— start of DATA PROVIDED —

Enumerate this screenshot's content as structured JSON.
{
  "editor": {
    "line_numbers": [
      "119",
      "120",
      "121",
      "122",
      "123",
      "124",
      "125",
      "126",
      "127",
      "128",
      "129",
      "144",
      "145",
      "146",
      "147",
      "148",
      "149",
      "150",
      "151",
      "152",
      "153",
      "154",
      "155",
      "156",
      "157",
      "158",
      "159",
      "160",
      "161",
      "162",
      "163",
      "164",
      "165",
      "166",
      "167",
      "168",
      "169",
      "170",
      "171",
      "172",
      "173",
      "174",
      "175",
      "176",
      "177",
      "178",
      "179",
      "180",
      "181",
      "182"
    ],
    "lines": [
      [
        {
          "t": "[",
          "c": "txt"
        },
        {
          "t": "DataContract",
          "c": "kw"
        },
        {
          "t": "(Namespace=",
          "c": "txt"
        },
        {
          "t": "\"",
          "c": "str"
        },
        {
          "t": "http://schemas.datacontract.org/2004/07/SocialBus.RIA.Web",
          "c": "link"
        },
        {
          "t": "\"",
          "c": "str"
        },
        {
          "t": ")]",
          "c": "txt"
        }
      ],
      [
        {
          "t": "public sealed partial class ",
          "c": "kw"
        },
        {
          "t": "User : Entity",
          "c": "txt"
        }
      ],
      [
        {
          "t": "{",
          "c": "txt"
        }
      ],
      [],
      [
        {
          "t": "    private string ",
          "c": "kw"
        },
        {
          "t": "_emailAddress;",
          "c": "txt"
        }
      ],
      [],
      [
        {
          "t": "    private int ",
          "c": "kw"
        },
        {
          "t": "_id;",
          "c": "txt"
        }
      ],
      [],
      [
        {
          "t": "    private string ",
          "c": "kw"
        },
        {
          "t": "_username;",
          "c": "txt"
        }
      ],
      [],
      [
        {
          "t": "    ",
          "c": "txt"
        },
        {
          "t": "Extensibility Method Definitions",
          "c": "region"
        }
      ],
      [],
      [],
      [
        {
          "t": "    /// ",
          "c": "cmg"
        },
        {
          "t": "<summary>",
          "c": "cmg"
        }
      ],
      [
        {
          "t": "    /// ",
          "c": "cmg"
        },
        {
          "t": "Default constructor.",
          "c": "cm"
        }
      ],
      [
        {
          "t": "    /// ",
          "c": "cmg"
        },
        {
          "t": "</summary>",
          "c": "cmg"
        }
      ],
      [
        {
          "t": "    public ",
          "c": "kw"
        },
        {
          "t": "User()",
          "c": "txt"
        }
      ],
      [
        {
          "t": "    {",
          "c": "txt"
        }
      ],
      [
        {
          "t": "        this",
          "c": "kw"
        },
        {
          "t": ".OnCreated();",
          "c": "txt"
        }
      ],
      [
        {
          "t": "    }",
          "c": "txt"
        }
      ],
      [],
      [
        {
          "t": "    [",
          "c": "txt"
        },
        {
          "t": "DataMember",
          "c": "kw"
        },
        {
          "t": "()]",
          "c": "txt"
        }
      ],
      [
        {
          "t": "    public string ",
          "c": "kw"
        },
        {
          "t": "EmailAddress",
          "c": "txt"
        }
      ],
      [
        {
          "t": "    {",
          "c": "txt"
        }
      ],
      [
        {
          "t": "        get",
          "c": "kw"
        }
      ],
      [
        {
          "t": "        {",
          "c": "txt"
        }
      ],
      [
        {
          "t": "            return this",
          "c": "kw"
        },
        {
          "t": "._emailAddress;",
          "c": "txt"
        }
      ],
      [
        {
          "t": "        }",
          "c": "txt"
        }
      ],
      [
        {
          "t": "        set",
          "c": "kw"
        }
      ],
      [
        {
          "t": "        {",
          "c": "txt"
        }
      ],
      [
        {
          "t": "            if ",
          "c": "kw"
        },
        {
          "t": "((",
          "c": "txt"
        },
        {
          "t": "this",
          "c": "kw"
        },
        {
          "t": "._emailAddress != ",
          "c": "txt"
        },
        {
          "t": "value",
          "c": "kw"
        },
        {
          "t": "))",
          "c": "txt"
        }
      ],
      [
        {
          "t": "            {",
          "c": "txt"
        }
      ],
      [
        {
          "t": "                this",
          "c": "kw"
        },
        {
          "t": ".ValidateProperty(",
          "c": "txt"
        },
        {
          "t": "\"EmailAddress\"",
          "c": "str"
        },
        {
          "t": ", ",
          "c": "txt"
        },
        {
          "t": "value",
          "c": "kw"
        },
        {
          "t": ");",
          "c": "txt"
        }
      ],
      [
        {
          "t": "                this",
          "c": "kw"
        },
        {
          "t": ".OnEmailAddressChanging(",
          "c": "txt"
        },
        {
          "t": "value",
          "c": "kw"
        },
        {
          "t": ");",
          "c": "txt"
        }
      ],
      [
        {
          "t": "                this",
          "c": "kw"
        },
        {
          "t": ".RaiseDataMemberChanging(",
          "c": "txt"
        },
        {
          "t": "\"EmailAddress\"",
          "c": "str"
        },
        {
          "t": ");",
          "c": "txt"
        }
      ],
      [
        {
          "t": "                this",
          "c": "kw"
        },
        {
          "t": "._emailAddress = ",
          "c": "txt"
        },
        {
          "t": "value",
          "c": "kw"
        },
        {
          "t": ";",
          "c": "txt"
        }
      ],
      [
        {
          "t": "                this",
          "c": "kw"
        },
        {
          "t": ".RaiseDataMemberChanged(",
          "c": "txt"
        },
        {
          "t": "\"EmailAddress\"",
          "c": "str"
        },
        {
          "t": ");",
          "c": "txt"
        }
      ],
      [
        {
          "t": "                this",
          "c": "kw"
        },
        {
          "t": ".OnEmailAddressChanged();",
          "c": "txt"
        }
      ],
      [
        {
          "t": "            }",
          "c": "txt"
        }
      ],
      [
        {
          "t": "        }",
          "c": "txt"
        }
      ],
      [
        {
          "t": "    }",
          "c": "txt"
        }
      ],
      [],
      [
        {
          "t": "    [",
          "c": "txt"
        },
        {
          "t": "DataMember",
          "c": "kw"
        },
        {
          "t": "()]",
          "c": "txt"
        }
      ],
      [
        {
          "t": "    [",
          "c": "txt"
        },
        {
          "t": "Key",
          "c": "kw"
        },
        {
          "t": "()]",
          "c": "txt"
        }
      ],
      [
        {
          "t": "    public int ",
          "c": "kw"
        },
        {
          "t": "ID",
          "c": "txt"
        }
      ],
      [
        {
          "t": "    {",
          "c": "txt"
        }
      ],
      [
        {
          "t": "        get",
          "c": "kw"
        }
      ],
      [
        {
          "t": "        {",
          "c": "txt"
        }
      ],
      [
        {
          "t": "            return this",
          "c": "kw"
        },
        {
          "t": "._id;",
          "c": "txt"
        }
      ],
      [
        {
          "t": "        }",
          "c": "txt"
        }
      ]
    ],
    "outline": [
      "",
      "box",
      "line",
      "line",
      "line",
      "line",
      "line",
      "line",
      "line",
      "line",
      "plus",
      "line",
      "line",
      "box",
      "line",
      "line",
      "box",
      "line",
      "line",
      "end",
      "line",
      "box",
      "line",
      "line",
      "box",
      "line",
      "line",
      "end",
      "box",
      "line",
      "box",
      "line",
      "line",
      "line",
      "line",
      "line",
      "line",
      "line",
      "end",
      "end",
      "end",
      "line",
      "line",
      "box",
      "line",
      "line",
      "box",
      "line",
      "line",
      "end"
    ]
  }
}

— end of DATA PROVIDED —

WORK TO COMPLETE >> Write down every line of the data exactly as it appears above.

EXERCISE OUTPUT >>
Enumerate this screenshot's content as structured JSON.
{
  "editor": {
    "line_numbers": [
      "119",
      "120",
      "121",
      "122",
      "123",
      "124",
      "125",
      "126",
      "127",
      "128",
      "129",
      "144",
      "145",
      "146",
      "147",
      "148",
      "149",
      "150",
      "151",
      "152",
      "153",
      "154",
      "155",
      "156",
      "157",
      "158",
      "159",
      "160",
      "161",
      "162",
      "163",
      "164",
      "165",
      "166",
      "167",
      "168",
      "169",
      "170",
      "171",
      "172",
      "173",
      "174",
      "175",
      "176",
      "177",
      "178",
      "179",
      "180",
      "181",
      "182"
    ],
    "lines": [
      [
        {
          "t": "[",
          "c": "txt"
        },
        {
          "t": "DataContract",
          "c": "kw"
        },
        {
          "t": "(Namespace=",
          "c": "txt"
        },
        {
          "t": "\"",
          "c": "str"
        },
        {
          "t": "http://schemas.datacontract.org/2004/07/SocialBus.RIA.Web",
          "c": "link"
        },
        {
          "t": "\"",
          "c": "str"
        },
        {
          "t": ")]",
          "c": "txt"
        }
      ],
      [
        {
          "t": "public sealed partial class ",
          "c": "kw"
        },
        {
          "t": "User : Entity",
          "c": "txt"
        }
      ],
      [
        {
          "t": "{",
          "c": "txt"
        }
      ],
      [],
      [
        {
          "t": "    private string ",
          "c": "kw"
        },
        {
          "t": "_emailAddress;",
          "c": "txt"
        }
      ],
      [],
      [
        {
          "t": "    private int ",
          "c": "kw"
        },
        {
          "t": "_id;",
          "c": "txt"
        }
      ],
      [],
      [
        {
          "t": "    private string ",
          "c": "kw"
        },
        {
          "t": "_username;",
          "c": "txt"
        }
      ],
      [],
      [
        {
          "t": "    ",
          "c": "txt"
        },
        {
          "t": "Extensibility Method Definitions",
          "c": "region"
        }
      ],
      [],
      [],
      [
        {
          "t": "    /// ",
          "c": "cmg"
        },
        {
          "t": "<summary>",
          "c": "cmg"
        }
      ],
      [
        {
          "t": "    /// ",
          "c": "cmg"
        },
        {
          "t": "Default constructor.",
          "c": "cm"
        }
      ],
      [
        {
          "t": "    /// ",
          "c": "cmg"
        },
        {
          "t": "</summary>",
          "c": "cmg"
        }
      ],
      [
        {
          "t": "    public ",
          "c": "kw"
        },
        {
          "t": "User()",
          "c": "txt"
        }
      ],
      [
        {
          "t": "    {",
          "c": "txt"
        }
      ],
      [
        {
          "t": "        this",
          "c": "kw"
        },
        {
          "t": ".OnCreated();",
          "c": "txt"
        }
      ],
      [
        {
          "t": "    }",
          "c": "txt"
        }
      ],
      [],
      [
        {
          "t": "    [",
          "c": "txt"
        },
        {
          "t": "DataMember",
          "c": "kw"
        },
        {
          "t": "()]",
          "c": "txt"
        }
      ],
      [
        {
          "t": "    public string ",
          "c": "kw"
        },
        {
          "t": "EmailAddress",
          "c": "txt"
        }
      ],
      [
        {
          "t": "    {",
          "c": "txt"
        }
      ],
      [
        {
          "t": "        get",
          "c": "kw"
        }
      ],
      [
        {
          "t": "        {",
          "c": "txt"
        }
      ],
      [
        {
          "t": "            return this",
          "c": "kw"
        },
        {
          "t": "._emailAddress;",
          "c": "txt"
        }
      ],
      [
        {
          "t": "        }",
          "c": "txt"
        }
      ],
      [
        {
          "t": "        set",
          "c": "kw"
        }
      ],
      [
        {
          "t": "        {",
          "c": "txt"
        }
      ],
      [
        {
          "t": "            if ",
          "c": "kw"
        },
        {
          "t": "((",
          "c": "txt"
        },
        {
          "t": "this",
          "c": "kw"
        },
        {
          "t": "._emailAddress != ",
          "c": "txt"
        },
        {
          "t": "value",
          "c": "kw"
        },
        {
          "t": "))",
          "c": "txt"
        }
      ],
      [
        {
          "t": "            {",
          "c": "txt"
        }
      ],
      [
        {
          "t": "                this",
          "c": "kw"
        },
        {
          "t": ".ValidateProperty(",
          "c": "txt"
        },
        {
          "t": "\"EmailAddress\"",
          "c": "str"
        },
        {
          "t": ", ",
          "c": "txt"
        },
        {
          "t": "value",
          "c": "kw"
        },
        {
          "t": ");",
          "c": "txt"
        }
      ],
      [
        {
          "t": "                this",
          "c": "kw"
        },
        {
          "t": ".OnEmailAddressChanging(",
          "c": "txt"
        },
        {
          "t": "value",
          "c": "kw"
        },
        {
          "t": ");",
          "c": "txt"
        }
      ],
      [
        {
          "t": "                this",
          "c": "kw"
        },
        {
          "t": ".RaiseDataMemberChanging(",
          "c": "txt"
        },
        {
          "t": "\"EmailAddress\"",
          "c": "str"
        },
        {
          "t": ");",
          "c": "txt"
        }
      ],
      [
        {
          "t": "                this",
          "c": "kw"
        },
        {
          "t": "._emailAddress = ",
          "c": "txt"
        },
        {
          "t": "value",
          "c": "kw"
        },
        {
          "t": ";",
          "c": "txt"
        }
      ],
      [
        {
          "t": "                this",
          "c": "kw"
        },
        {
          "t": ".RaiseDataMemberChanged(",
          "c": "txt"
        },
        {
          "t": "\"EmailAddress\"",
          "c": "str"
        },
        {
          "t": ");",
          "c": "txt"
        }
      ],
      [
        {
          "t": "                this",
          "c": "kw"
        },
        {
          "t": ".OnEmailAddressChanged();",
          "c": "txt"
        }
      ],
      [
        {
          "t": "            }",
          "c": "txt"
        }
      ],
      [
        {
          "t": "        }",
          "c": "txt"
        }
      ],
      [
        {
          "t": "    }",
          "c": "txt"
        }
      ],
      [],
      [
        {
          "t": "    [",
          "c": "txt"
        },
        {
          "t": "DataMember",
          "c": "kw"
        },
        {
          "t": "()]",
          "c": "txt"
        }
      ],
      [
        {
          "t": "    [",
          "c": "txt"
        },
        {
          "t": "Key",
          "c": "kw"
        },
        {
          "t": "()]",
          "c": "txt"
        }
      ],
      [
        {
          "t": "    public int ",
          "c": "kw"
        },
        {
          "t": "ID",
          "c": "txt"
        }
      ],
      [
        {
          "t": "    {",
          "c": "txt"
        }
      ],
      [
        {
          "t": "        get",
          "c": "kw"
        }
      ],
      [
        {
          "t": "        {",
          "c": "txt"
        }
      ],
      [
        {
          "t": "            return this",
          "c": "kw"
        },
        {
          "t": "._id;",
          "c": "txt"
        }
      ],
      [
        {
          "t": "        }",
          "c": "txt"
        }
      ]
    ],
    "outline": [
      "",
      "box",
      "line",
      "line",
      "line",
      "line",
      "line",
      "line",
      "line",
      "line",
      "plus",
      "line",
      "line",
      "box",
      "line",
      "line",
      "box",
      "line",
      "line",
      "end",
      "line",
      "box",
      "line",
      "line",
      "box",
      "line",
      "line",
      "end",
      "box",
      "line",
      "box",
      "line",
      "line",
      "line",
      "line",
      "line",
      "line",
      "line",
      "end",
      "end",
      "end",
      "line",
      "line",
      "box",
      "line",
      "line",
      "box",
      "line",
      "line",
      "end"
    ]
  }
}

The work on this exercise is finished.